### Provided text

╭──

In Appendix G.4, we showed that fine-tuning MLP layers is more effective than fine-tuning attention layers. The table below shows the results of LLaMA-2-7B on arithmetic datasets where we only fine-tune the MLP layers (LIFT_MLP). We see that LIFT_MLP has similar performance to LIFT. Furthermore, only fine-tuning MLP layers further reduces the memory usage on gradients and optimizer states. In Fig. 17 of the rebuttal link, we see that LIFT_MLP achieves better memory efficiency than LoRA under optimal settings.
| MultiArith | GSM8K | AddSub | AQuA | SingleEQ | SVAMP | MAWPS | Avg. | |
|---|---|---|---|---|---|---|---|---|
| LIFT | 98.67 | 47.31 | 92.66 | 26.77 | 96.85 | 63.6 | 90.34 | 73.74 |
| LIFT_MLP | 99.66 | 47.61 | 91.90 | 25.59 | 95.67 | 62.6 | 90.34 | 73.34 |
| Full FT | 98.17 | 46.55 | 93.67 | 22.05 | 96.85 | 63.2 | 89.08 | 72.79 |
| LoRA | 98.00 | 47.76 | 92.41 | 23.62 | 95.08 | 62.9 | 90.76 | 72.93 |
Q3: Could LIFT negatively impact the performance on OOD tasks?
We believe although model weights undergo significant changes during fine-tuning, because only a small set of parameters are changed while most weights remain unchanged (see the center of histogram in Fig. 5), the model retains its fundamental capacities that enable it to generalize to OOD settings.
In Sec. 7.1, we also analyzed the generalization performance of LIFT by training models with arithmetic datasets and evaluating on commonsense tasks (OOD). This study verifies that LIFT achieves stronger OOD performance compared to other baselines.
Q4: Metrics like effective rank
Here we compare LIFT with HiRA [3] and evaluate the effective rank of other baselines.
The table below shows the results of LIFT and HiRA on arithmetic datasets (same as Table 2 in our paper). We search HiRA rank in {16, 32, 64, 128, 256, 512} and found that HiRA performs best at rank = 512. We see that LIFT (rank = 128) outperforms HiRA with rank = 512.
| MultiArith | GSM8K | AddSub | AQuA | SingleEQ | SVAMP | MAWPS | Avg. | |
|---|---|---|---|---|---|---|---|---|
| LIFT | 98.67 | 47.31 | 92.66 | 26.77 | 96.85 | 63.6 | 90.34 | 73.74 |
| HiRA | 98.50 | 46.70 | 91.65 | 25.59 | 95.67 | 61.5 | 89.50 | 72.72 |
In Fig. 19 of the rebuttal link, we show the effective rank of different methods. We see that the update matrix of LIFT has larger effective rank than LoRA and PiSSA, close to Full FT, while slightly lower than HiRA. We believe although effective rank is a good indicator of model capacity, it's insufficient to soly rely on it to predict performance.

╰──

### Data excerpts
╭──

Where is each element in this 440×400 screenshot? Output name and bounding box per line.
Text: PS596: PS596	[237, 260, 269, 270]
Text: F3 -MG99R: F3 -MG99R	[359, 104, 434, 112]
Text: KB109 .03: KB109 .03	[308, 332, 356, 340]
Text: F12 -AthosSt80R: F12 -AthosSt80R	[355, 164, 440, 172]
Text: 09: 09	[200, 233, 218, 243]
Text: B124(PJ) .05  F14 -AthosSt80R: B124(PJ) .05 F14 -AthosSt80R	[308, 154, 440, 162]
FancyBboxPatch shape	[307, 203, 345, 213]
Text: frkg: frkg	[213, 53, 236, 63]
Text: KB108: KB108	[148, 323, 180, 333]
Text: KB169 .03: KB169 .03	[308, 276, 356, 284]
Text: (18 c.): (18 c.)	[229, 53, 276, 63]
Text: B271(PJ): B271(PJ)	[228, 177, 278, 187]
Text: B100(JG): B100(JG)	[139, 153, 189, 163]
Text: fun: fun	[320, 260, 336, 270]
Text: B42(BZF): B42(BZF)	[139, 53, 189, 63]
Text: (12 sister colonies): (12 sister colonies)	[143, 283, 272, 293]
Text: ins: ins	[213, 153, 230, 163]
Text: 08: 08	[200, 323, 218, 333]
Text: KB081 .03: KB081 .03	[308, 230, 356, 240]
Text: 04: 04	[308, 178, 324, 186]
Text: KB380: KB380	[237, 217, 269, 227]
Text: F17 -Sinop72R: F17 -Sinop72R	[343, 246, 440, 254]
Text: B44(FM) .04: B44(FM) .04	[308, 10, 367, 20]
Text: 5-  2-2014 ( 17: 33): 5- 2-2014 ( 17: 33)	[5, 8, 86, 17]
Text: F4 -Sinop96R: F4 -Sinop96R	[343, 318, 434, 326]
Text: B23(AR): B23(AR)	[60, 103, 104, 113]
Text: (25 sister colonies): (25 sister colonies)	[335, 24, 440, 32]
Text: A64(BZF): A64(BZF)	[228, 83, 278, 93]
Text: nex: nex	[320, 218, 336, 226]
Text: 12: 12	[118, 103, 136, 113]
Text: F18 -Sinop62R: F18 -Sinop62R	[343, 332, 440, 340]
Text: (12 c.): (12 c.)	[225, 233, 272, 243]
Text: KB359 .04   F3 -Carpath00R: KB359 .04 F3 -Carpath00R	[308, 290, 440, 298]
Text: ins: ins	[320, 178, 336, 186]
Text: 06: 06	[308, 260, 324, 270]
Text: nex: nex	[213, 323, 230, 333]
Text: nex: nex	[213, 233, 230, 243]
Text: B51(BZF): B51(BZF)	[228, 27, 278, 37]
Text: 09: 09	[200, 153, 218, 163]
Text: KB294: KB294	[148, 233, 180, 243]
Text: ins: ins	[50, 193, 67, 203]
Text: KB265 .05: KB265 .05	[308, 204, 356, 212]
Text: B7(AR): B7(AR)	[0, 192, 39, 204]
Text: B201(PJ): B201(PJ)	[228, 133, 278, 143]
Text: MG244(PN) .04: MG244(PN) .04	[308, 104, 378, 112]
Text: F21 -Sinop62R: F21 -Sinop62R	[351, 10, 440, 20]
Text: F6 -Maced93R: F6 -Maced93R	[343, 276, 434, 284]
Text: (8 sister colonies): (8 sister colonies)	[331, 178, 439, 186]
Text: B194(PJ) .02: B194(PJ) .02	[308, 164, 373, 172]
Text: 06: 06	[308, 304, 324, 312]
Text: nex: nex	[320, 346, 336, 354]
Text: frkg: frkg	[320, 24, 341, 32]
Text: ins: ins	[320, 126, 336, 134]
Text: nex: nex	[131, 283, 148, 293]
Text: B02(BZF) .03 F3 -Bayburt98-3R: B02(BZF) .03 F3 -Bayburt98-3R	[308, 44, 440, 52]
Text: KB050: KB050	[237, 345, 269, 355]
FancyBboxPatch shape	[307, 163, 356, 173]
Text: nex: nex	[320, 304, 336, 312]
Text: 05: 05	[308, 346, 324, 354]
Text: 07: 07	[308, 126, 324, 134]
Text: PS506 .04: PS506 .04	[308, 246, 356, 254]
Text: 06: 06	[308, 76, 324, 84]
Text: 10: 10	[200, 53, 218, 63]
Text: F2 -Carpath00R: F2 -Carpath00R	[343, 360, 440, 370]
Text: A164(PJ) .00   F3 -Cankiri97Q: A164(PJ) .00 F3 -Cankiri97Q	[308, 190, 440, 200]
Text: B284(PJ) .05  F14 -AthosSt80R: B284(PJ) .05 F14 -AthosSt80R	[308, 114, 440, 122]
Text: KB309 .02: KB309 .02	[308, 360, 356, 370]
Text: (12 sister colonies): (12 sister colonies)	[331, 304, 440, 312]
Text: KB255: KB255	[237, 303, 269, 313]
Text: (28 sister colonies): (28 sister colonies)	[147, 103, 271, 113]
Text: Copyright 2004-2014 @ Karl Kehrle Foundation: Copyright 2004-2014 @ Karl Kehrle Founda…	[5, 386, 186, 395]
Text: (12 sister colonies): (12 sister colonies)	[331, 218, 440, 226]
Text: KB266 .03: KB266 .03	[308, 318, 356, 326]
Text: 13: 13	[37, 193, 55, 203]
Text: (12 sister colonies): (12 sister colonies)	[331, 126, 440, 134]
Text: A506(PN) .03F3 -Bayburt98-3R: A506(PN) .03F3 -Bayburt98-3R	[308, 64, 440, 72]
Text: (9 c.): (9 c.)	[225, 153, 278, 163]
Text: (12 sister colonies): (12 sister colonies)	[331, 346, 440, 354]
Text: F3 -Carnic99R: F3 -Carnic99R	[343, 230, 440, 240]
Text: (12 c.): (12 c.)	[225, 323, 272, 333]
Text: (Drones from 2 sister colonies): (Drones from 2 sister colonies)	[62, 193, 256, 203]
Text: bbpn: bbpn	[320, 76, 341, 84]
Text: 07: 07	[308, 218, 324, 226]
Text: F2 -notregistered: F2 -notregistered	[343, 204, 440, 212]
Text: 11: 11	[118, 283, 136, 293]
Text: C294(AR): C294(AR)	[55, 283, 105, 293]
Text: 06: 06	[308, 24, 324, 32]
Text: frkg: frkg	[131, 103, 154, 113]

╰──

### Your task
Quote word for word the passage of the LIFT fine-tuning text from "In Sec. 7.1, we" to "of other baselines.".

### Task response
In Sec. 7.1, we also analyzed the generalization performance of LIFT by training models with arithmetic datasets and evaluating on commonsense tasks (OOD). This study verifies that LIFT achieves stronger OOD performance compared to other baselines.
Q4: Metrics like effective rank
Here we compare LIFT with HiRA [3] and evaluate the effective rank of other baselines.